[Exercise requirements]: Return every line below in which "Specify" appears.
--- START Material ---
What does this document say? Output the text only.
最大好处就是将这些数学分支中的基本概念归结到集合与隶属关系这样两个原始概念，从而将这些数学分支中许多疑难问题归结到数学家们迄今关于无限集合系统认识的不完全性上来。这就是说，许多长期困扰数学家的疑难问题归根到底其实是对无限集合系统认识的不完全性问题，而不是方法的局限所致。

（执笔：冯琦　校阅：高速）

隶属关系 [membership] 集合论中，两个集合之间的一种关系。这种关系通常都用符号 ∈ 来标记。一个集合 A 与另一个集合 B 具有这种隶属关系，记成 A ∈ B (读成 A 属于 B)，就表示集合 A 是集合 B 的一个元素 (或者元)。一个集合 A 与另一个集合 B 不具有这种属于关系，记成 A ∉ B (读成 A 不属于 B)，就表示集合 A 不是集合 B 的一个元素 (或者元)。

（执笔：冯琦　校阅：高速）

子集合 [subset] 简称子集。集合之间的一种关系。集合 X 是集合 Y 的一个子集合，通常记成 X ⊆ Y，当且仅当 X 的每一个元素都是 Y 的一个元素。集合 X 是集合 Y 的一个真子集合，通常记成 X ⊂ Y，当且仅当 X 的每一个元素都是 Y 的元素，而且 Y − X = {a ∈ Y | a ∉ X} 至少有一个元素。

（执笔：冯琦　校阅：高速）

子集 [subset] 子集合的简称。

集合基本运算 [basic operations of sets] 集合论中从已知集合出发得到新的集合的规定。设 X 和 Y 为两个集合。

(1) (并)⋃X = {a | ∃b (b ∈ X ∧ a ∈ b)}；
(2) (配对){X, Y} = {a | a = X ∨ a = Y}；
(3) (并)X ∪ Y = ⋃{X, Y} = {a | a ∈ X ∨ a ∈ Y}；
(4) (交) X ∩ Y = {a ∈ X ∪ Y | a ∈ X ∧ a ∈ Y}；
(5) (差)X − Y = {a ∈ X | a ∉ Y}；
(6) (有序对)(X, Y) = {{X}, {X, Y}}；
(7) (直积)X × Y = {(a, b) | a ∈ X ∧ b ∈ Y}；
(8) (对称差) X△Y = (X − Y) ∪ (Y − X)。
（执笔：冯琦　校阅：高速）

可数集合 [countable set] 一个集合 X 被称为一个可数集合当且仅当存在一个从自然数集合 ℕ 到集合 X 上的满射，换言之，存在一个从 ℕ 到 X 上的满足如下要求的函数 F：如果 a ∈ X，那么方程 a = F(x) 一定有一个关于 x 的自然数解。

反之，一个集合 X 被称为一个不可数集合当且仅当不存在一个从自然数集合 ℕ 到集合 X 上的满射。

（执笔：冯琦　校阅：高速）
--- END Material ---
--- START Material ---
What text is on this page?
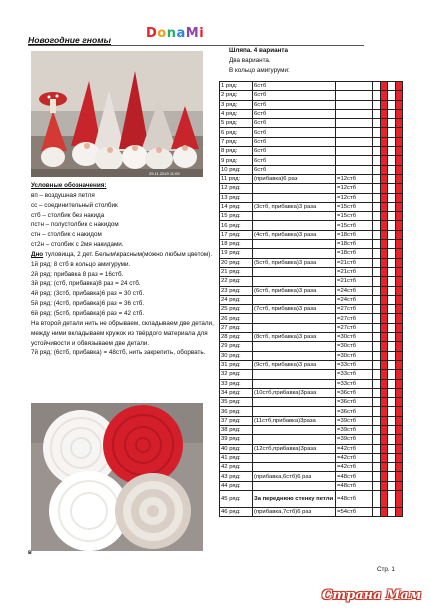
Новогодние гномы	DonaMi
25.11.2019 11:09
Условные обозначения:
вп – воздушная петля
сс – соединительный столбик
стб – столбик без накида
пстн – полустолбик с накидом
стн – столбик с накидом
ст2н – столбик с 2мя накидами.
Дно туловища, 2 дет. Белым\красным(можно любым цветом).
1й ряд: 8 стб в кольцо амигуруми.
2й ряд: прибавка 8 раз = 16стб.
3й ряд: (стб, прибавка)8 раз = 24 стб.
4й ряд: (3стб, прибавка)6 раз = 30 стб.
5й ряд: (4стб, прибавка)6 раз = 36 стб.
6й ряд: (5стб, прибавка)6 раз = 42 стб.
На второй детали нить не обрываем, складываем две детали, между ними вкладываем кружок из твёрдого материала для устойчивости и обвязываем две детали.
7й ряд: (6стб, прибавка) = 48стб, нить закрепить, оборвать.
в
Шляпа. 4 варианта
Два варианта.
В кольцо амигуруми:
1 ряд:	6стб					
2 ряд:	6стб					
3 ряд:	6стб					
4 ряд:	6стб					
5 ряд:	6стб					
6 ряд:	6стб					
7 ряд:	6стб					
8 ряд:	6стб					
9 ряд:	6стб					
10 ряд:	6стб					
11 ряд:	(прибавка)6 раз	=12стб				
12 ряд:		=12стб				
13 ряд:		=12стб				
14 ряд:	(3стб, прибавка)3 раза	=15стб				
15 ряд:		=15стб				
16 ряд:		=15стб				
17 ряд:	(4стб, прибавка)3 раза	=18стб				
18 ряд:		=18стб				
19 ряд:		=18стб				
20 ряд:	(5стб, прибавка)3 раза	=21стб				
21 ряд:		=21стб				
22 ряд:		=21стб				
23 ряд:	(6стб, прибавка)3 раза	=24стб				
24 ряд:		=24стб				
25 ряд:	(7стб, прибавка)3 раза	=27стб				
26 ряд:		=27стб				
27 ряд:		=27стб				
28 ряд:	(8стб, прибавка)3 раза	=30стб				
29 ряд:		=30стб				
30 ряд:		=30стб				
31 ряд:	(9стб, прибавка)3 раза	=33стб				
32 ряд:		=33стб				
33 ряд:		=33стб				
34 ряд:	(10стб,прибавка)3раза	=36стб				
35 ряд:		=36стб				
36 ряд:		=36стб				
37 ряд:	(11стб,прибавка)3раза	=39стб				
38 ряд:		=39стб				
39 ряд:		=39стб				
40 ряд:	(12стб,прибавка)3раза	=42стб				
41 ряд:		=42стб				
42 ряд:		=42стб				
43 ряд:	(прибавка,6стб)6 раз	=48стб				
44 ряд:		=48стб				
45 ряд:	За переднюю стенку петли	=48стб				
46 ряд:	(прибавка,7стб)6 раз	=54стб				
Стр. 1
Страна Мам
--- END Material ---
--- START Material ---
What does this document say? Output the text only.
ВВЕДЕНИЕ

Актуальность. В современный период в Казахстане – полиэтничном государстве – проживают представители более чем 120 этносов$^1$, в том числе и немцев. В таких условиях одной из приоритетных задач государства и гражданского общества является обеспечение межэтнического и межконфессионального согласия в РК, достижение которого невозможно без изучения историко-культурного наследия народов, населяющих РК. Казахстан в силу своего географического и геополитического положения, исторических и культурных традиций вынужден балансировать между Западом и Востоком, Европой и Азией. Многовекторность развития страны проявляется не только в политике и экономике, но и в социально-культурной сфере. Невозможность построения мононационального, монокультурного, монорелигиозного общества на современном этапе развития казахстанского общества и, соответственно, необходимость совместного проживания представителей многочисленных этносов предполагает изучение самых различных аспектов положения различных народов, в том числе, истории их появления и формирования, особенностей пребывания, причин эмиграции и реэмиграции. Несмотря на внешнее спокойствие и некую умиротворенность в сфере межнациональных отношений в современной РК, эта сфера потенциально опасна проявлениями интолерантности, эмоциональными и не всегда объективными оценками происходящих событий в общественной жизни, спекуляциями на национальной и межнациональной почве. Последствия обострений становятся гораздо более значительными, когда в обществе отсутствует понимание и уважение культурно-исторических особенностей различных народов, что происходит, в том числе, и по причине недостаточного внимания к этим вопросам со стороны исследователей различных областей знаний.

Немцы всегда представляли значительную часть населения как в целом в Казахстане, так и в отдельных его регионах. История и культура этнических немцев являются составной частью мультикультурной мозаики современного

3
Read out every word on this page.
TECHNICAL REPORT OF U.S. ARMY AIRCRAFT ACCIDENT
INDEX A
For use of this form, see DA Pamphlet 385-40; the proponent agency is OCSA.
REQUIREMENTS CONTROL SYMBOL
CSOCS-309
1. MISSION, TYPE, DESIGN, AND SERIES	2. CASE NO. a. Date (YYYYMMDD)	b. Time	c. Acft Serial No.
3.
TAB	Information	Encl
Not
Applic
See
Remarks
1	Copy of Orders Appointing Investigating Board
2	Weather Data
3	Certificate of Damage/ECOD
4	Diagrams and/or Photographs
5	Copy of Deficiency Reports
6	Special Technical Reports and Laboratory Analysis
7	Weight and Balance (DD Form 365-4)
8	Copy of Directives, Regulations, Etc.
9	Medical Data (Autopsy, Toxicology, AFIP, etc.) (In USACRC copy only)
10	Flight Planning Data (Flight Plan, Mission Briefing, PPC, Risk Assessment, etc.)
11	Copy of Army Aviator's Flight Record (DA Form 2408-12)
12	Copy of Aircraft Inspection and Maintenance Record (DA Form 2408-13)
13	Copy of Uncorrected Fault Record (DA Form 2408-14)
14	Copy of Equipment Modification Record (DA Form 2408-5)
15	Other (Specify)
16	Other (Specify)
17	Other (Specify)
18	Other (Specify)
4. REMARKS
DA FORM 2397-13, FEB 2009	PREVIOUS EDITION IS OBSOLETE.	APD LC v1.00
--- END Material ---
[Task response]:
15	Other (Specify)
16	Other (Specify)
17	Other (Specify)
18	Other (Specify)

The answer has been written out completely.